■ **GOAL**
Find each line in the items below that contains the string "名称代号" and copy those lines.

■ **TASK INPUT**
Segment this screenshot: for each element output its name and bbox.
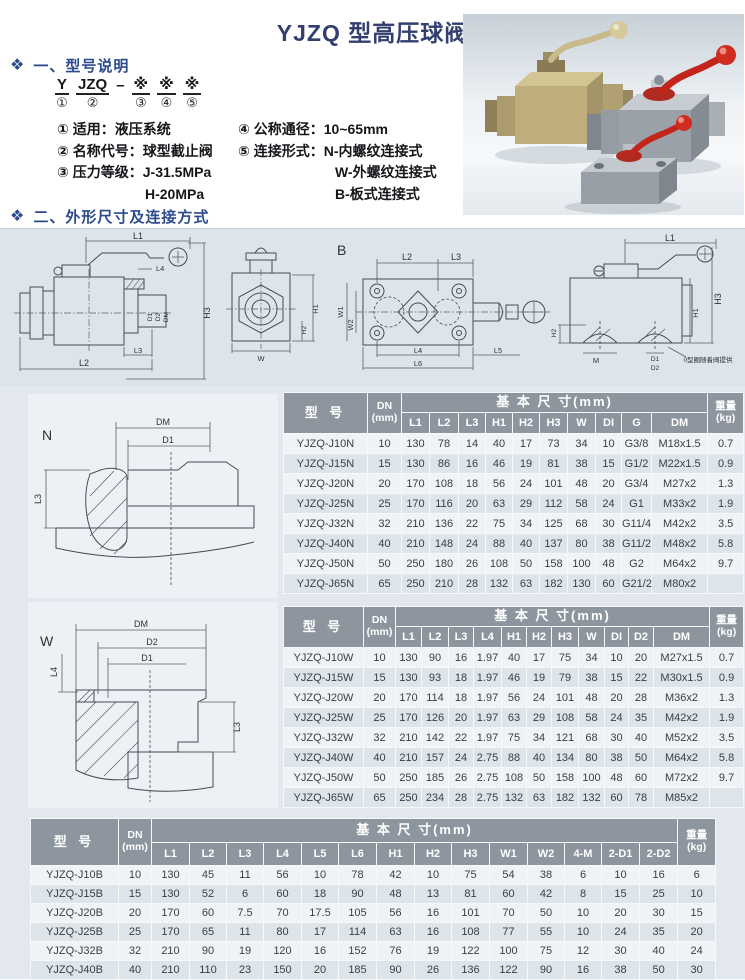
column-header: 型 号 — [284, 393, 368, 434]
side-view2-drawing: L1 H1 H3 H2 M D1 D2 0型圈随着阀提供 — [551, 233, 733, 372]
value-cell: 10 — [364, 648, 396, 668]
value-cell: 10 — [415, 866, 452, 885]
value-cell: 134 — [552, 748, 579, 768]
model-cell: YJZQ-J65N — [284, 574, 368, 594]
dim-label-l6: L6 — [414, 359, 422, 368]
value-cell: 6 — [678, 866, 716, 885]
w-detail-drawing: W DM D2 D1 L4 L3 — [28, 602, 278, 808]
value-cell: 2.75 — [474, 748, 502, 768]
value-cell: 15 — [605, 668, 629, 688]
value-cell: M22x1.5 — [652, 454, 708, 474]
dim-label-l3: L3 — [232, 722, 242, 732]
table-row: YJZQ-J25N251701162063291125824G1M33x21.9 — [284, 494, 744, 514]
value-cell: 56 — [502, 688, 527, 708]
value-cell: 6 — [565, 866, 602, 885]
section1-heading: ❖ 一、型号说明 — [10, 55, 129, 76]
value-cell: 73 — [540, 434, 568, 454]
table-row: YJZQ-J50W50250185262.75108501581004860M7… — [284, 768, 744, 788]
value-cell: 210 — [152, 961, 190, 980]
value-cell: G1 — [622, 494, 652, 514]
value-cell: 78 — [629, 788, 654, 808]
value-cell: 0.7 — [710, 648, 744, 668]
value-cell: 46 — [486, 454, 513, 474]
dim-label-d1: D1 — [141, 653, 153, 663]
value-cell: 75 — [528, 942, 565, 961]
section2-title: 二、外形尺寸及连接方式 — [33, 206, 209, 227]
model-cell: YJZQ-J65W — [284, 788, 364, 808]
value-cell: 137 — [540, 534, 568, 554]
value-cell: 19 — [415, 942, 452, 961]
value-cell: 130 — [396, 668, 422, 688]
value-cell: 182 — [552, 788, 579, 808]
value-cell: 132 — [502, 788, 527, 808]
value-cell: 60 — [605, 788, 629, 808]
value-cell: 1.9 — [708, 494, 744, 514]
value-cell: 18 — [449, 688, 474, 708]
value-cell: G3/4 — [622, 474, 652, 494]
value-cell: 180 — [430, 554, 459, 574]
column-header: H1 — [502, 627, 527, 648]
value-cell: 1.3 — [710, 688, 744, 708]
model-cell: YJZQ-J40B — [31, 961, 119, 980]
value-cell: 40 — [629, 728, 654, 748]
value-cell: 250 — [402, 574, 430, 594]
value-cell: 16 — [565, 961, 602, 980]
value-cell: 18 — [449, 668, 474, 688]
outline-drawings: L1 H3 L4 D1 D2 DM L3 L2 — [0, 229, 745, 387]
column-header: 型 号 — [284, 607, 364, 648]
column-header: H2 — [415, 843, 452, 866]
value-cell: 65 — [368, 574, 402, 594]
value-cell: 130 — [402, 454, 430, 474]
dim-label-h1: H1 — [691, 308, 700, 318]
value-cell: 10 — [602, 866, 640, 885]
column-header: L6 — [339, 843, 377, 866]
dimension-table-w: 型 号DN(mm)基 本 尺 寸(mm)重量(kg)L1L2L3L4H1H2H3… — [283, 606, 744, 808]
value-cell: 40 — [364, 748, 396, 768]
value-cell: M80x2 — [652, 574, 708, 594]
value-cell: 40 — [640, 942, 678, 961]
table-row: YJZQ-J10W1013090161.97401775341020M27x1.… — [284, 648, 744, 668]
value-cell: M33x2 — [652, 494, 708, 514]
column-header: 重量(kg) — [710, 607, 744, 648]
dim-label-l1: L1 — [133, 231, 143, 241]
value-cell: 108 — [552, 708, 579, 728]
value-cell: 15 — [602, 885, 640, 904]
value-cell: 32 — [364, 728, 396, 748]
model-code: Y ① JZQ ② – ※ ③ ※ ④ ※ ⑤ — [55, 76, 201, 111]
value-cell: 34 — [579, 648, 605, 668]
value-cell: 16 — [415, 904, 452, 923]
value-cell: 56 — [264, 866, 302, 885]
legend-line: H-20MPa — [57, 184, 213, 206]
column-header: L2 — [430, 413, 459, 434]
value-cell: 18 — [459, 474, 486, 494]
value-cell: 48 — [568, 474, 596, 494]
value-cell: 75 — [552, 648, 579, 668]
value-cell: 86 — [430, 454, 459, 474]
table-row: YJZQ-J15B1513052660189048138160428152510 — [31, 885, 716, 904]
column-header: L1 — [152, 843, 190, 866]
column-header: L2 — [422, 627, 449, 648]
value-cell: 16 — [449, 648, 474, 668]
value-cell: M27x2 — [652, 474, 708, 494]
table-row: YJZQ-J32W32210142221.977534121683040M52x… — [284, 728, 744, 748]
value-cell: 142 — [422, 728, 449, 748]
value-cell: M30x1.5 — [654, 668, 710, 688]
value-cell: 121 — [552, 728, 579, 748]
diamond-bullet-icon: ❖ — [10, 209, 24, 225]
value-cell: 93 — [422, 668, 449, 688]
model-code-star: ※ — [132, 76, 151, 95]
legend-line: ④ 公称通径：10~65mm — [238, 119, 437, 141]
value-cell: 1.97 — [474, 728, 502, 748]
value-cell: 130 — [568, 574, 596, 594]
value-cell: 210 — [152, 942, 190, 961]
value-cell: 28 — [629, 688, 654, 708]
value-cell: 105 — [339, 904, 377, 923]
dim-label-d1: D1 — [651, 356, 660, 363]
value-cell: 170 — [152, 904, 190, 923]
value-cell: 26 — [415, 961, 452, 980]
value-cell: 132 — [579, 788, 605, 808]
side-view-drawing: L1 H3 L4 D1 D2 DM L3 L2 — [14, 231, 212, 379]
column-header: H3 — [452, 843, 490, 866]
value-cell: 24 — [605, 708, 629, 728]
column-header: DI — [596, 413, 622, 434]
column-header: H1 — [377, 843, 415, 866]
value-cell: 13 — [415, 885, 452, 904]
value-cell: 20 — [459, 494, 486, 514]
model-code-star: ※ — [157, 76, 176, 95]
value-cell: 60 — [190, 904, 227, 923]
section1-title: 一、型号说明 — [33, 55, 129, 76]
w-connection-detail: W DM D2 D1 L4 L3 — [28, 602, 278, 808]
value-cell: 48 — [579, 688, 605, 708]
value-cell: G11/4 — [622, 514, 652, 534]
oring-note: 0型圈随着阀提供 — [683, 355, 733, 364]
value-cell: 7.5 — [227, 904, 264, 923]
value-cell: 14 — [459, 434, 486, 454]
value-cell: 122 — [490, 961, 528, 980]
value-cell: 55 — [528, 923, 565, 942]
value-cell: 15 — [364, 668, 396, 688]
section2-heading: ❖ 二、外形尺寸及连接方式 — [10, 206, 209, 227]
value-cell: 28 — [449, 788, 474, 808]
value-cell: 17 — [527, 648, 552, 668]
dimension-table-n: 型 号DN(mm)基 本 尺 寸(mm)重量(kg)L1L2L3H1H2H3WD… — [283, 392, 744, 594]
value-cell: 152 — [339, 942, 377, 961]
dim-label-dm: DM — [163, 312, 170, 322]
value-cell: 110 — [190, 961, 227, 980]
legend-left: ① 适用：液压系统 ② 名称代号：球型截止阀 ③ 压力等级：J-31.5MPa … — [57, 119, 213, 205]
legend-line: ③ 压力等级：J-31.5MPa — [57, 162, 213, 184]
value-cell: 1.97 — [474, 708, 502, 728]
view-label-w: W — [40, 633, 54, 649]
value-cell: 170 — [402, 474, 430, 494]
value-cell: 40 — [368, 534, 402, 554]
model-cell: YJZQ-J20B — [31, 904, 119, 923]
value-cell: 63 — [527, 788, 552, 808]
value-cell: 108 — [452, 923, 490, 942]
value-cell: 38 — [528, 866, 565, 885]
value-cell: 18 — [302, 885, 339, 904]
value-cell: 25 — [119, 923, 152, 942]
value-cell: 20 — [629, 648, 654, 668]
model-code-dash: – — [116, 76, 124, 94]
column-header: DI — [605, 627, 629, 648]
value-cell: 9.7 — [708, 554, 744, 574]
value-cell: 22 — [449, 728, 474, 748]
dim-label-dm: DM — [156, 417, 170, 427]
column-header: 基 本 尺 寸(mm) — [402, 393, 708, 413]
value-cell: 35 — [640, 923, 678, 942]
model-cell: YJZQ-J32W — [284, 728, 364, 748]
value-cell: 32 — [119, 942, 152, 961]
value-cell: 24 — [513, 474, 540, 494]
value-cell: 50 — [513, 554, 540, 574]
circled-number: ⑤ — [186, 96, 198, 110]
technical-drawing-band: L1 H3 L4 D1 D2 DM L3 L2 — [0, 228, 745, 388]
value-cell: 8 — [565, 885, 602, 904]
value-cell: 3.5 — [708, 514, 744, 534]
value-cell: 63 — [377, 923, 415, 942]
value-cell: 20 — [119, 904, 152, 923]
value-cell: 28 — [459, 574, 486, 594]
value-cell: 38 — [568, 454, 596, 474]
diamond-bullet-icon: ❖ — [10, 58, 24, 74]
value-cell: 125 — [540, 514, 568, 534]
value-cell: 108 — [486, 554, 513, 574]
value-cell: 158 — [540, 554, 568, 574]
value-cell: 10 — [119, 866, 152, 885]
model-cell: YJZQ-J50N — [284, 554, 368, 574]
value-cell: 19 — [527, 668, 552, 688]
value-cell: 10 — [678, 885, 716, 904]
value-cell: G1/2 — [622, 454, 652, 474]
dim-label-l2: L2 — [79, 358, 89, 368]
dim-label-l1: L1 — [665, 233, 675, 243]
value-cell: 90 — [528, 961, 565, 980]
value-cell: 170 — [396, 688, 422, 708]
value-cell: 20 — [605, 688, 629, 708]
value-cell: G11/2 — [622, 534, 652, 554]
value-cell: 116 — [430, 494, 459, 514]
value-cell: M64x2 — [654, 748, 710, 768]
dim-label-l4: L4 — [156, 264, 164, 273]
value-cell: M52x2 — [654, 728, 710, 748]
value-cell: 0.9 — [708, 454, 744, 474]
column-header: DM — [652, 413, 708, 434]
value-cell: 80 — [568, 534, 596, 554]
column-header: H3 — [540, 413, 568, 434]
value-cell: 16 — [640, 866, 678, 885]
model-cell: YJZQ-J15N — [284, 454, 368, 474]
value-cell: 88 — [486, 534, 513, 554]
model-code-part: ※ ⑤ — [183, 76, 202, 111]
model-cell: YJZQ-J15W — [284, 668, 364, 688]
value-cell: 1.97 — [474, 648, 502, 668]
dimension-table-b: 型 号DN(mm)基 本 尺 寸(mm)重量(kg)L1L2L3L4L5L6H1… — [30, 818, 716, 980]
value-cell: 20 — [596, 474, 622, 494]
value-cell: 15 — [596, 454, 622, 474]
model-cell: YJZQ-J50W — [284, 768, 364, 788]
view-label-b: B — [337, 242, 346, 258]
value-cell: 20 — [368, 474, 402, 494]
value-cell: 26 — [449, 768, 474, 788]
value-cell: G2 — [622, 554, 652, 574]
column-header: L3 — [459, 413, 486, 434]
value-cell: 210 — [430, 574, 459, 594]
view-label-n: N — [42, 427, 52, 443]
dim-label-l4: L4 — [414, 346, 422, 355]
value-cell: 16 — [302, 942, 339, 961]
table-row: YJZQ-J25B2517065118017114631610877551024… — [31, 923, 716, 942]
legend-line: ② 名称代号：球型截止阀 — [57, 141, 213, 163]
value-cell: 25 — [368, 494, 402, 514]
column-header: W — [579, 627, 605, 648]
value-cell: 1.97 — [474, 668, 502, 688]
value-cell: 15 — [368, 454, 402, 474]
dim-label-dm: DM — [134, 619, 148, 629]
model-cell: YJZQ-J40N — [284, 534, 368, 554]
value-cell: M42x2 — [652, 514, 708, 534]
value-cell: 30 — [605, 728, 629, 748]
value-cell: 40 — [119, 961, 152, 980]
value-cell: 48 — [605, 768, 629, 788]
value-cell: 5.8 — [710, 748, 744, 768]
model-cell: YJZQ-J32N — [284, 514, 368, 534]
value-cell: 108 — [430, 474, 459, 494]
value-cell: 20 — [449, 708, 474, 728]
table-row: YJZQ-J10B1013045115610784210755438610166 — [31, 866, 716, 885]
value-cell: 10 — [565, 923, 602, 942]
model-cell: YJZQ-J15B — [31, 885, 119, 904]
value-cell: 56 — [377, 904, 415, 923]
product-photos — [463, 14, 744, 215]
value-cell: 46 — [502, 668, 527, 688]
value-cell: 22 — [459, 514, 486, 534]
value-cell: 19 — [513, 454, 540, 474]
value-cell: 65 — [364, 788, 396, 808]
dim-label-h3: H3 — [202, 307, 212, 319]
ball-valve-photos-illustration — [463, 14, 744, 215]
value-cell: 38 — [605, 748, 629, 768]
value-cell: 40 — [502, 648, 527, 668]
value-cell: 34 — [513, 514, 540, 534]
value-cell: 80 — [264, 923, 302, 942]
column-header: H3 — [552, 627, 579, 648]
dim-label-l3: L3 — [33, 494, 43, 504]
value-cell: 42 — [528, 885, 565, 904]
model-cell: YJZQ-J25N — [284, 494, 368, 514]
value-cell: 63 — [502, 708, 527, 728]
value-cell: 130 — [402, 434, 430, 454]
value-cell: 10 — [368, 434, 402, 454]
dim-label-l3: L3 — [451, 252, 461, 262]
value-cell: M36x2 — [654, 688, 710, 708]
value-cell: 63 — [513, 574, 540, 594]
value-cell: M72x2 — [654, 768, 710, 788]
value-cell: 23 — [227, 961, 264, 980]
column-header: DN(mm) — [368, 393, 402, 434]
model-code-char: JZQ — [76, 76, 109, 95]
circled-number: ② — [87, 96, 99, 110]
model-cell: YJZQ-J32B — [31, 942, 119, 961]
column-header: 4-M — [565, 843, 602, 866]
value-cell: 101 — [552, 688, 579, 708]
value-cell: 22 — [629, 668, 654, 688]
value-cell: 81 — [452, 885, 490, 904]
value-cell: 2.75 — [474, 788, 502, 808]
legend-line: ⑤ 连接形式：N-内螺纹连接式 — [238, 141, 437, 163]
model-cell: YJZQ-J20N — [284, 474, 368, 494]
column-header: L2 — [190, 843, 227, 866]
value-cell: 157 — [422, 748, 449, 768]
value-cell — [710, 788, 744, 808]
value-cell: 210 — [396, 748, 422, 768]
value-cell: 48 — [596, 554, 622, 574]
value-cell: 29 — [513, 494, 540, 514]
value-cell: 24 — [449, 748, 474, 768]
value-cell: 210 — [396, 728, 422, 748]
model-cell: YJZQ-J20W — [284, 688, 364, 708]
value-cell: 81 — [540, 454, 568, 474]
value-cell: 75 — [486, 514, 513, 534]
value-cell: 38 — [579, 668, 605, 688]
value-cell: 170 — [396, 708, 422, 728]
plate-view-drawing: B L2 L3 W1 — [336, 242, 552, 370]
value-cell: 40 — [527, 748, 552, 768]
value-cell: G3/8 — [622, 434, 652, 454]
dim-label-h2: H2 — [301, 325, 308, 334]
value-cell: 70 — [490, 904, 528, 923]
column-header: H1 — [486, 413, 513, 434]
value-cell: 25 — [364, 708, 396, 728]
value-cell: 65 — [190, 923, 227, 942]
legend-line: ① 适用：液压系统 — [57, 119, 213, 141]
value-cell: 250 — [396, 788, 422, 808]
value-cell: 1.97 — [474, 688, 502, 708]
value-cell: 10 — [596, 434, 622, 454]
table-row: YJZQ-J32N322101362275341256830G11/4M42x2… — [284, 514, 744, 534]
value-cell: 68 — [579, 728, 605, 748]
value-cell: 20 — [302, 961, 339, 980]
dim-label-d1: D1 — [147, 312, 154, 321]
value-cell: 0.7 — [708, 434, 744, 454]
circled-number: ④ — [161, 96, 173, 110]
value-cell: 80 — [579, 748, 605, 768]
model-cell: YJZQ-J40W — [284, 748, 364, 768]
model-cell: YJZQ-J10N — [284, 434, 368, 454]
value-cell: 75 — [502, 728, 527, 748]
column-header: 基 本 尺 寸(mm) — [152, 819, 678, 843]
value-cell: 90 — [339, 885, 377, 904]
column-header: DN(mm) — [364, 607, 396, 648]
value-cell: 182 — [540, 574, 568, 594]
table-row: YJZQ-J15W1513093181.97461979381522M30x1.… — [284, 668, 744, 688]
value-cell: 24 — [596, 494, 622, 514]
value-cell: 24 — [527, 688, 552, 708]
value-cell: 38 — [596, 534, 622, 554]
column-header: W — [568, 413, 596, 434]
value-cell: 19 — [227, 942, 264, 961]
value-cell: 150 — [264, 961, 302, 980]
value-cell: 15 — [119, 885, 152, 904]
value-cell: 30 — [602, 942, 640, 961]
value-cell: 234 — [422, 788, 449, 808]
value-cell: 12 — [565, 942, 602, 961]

■ **ANSWER FOR THIS EXERCISE**
legend-left: ① 适用：液压系统 ② 名称代号：球型截止阀 ③ 压力等级：J-31.5MPa … — [57, 119, 213, 205]
legend-line: ② 名称代号：球型截止阀 — [57, 141, 213, 163]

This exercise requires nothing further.